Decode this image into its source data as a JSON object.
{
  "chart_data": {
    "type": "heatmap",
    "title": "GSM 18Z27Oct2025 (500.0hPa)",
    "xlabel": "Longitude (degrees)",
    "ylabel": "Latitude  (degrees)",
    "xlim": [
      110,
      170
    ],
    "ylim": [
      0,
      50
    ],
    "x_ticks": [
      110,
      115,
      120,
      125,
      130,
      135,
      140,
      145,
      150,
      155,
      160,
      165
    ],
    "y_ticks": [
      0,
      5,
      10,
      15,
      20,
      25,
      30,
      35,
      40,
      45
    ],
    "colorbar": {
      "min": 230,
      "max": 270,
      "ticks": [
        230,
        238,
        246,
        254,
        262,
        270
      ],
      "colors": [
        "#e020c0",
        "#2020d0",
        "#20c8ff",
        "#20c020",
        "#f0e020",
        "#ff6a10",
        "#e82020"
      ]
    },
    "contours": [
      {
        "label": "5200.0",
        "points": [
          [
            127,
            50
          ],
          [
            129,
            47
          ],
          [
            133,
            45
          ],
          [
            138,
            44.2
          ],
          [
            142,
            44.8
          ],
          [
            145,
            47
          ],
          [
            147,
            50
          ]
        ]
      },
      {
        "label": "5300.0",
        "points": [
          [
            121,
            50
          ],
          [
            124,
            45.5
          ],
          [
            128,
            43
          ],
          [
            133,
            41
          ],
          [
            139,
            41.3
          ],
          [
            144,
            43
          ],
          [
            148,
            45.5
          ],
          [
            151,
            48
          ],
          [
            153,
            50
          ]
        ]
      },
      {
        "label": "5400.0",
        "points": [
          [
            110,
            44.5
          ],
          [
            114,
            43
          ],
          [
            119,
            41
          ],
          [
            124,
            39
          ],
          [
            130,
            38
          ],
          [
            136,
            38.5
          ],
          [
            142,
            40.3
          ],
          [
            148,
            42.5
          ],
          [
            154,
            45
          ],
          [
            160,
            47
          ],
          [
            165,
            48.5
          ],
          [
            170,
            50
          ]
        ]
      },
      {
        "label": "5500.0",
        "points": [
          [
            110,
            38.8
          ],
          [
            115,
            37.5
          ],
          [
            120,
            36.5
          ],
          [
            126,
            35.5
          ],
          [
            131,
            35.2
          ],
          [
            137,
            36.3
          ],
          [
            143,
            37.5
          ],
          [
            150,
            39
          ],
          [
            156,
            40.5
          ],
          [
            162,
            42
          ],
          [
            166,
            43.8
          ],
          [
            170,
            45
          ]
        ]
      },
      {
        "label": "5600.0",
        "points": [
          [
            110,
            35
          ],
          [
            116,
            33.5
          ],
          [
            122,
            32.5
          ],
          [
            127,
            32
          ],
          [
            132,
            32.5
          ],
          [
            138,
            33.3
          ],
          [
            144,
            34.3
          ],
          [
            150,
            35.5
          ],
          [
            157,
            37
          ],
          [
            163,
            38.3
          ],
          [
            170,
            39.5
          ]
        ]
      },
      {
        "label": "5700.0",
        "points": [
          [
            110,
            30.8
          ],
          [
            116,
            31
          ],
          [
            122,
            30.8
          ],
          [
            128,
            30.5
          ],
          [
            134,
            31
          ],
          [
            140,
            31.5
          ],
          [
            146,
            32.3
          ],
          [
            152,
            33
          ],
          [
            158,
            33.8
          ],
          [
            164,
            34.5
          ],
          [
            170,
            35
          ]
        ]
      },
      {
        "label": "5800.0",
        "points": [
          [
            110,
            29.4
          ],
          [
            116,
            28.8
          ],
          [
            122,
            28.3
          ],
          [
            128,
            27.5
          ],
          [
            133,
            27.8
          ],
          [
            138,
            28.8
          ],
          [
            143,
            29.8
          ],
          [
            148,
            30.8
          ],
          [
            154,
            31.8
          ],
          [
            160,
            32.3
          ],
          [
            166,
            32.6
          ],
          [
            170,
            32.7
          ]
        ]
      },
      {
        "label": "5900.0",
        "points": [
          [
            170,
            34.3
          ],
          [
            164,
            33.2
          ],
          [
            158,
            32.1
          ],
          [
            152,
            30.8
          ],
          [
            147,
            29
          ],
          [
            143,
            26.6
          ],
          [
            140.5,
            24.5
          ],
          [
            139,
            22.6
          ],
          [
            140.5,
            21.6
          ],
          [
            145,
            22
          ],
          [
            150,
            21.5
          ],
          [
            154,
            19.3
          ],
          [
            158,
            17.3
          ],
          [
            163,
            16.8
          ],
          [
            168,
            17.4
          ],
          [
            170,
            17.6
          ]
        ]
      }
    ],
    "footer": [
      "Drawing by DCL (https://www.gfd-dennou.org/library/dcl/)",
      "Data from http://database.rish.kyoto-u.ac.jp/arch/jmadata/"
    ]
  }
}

--

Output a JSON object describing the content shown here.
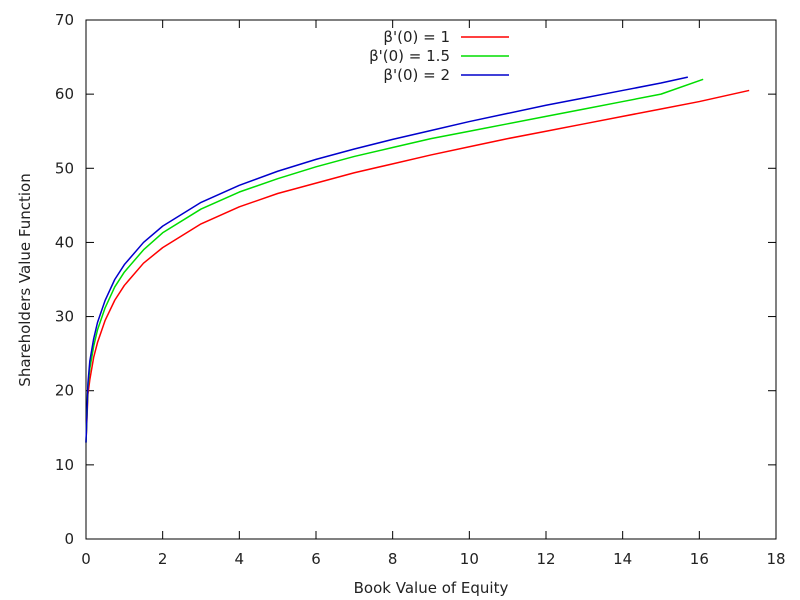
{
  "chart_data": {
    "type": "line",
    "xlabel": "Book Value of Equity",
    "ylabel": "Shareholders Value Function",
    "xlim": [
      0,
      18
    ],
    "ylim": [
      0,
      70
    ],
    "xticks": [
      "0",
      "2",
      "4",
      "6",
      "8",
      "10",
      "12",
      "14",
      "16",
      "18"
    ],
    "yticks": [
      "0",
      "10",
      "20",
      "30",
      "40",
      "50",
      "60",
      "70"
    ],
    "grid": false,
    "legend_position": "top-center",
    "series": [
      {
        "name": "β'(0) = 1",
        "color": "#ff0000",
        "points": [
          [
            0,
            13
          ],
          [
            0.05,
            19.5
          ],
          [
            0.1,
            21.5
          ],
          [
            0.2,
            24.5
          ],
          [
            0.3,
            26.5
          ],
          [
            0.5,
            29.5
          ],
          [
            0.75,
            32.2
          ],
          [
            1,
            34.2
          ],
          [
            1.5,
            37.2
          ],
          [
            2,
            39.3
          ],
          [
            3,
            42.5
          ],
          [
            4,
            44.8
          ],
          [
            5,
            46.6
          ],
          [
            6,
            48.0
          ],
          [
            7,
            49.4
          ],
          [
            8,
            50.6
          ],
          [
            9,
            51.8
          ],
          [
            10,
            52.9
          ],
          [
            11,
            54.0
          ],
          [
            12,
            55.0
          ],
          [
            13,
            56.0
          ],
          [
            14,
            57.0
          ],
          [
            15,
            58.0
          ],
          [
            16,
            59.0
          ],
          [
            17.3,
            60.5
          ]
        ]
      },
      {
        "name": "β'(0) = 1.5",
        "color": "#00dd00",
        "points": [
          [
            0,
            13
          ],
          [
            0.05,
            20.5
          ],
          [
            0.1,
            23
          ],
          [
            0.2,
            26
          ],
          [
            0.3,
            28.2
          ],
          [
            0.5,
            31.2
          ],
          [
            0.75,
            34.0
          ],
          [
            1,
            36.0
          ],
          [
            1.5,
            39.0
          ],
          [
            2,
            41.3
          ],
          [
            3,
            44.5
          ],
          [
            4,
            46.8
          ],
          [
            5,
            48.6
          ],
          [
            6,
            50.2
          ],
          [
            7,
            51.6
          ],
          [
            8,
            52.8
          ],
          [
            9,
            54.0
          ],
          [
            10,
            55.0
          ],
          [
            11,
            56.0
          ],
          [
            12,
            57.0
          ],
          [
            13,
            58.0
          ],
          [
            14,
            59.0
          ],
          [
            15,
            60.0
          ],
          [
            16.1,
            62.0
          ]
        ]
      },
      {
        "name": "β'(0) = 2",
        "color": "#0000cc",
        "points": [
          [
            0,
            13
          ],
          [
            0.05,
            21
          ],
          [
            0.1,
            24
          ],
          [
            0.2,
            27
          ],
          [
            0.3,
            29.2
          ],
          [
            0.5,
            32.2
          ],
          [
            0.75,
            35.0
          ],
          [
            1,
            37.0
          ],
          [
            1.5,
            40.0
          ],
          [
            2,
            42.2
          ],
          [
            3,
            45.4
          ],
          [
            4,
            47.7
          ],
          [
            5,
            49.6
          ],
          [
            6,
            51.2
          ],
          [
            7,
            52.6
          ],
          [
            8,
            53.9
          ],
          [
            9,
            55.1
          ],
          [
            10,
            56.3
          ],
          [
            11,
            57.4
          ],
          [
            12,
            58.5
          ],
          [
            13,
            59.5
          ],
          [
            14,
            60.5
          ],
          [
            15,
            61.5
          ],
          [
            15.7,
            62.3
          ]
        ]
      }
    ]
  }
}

...

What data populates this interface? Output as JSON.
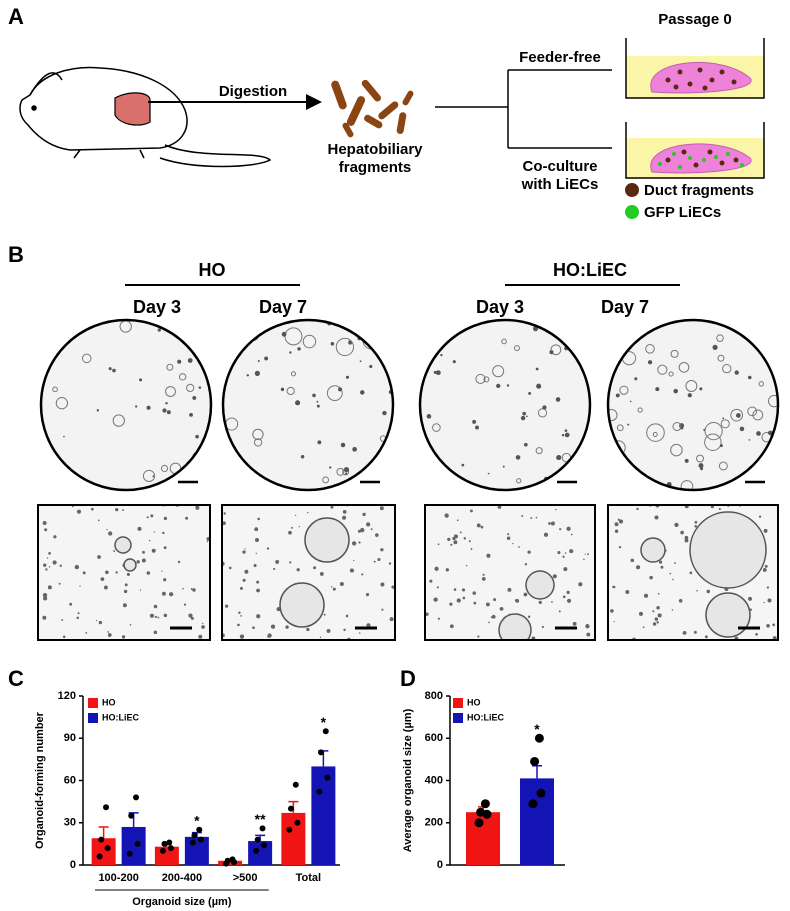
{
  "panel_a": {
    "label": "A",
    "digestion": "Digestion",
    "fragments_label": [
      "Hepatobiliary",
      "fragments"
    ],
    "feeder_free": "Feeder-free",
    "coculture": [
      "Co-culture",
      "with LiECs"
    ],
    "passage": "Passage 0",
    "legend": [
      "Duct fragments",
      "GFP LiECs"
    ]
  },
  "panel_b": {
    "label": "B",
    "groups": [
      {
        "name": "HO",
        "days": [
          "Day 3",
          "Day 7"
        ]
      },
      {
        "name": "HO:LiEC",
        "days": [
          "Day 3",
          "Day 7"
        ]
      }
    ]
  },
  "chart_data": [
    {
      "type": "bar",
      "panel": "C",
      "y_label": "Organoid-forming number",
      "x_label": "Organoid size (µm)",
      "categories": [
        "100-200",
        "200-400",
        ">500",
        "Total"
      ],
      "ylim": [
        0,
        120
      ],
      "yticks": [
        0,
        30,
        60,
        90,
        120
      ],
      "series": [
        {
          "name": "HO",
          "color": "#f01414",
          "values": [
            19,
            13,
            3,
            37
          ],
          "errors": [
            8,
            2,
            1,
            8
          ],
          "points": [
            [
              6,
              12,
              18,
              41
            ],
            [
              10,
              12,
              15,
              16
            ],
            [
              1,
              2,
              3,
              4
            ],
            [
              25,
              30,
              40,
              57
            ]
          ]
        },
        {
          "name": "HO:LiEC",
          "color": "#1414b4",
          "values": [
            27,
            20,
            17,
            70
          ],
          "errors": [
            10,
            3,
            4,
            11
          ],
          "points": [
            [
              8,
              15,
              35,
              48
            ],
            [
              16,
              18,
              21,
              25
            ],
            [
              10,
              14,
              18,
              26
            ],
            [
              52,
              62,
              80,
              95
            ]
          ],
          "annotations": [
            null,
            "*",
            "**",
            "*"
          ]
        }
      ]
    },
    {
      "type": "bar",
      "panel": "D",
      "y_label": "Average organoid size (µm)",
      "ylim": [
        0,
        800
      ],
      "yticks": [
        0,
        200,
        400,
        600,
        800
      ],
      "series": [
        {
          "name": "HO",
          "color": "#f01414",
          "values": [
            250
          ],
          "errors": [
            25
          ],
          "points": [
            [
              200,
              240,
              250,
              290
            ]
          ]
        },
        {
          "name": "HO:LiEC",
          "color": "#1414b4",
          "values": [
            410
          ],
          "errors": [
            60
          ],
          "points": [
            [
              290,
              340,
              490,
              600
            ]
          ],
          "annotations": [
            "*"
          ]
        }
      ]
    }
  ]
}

▸ **Task goal**: Across the entries, how many lines contain "ylabel"? Reply with the number only.

▸ **Reply**: 2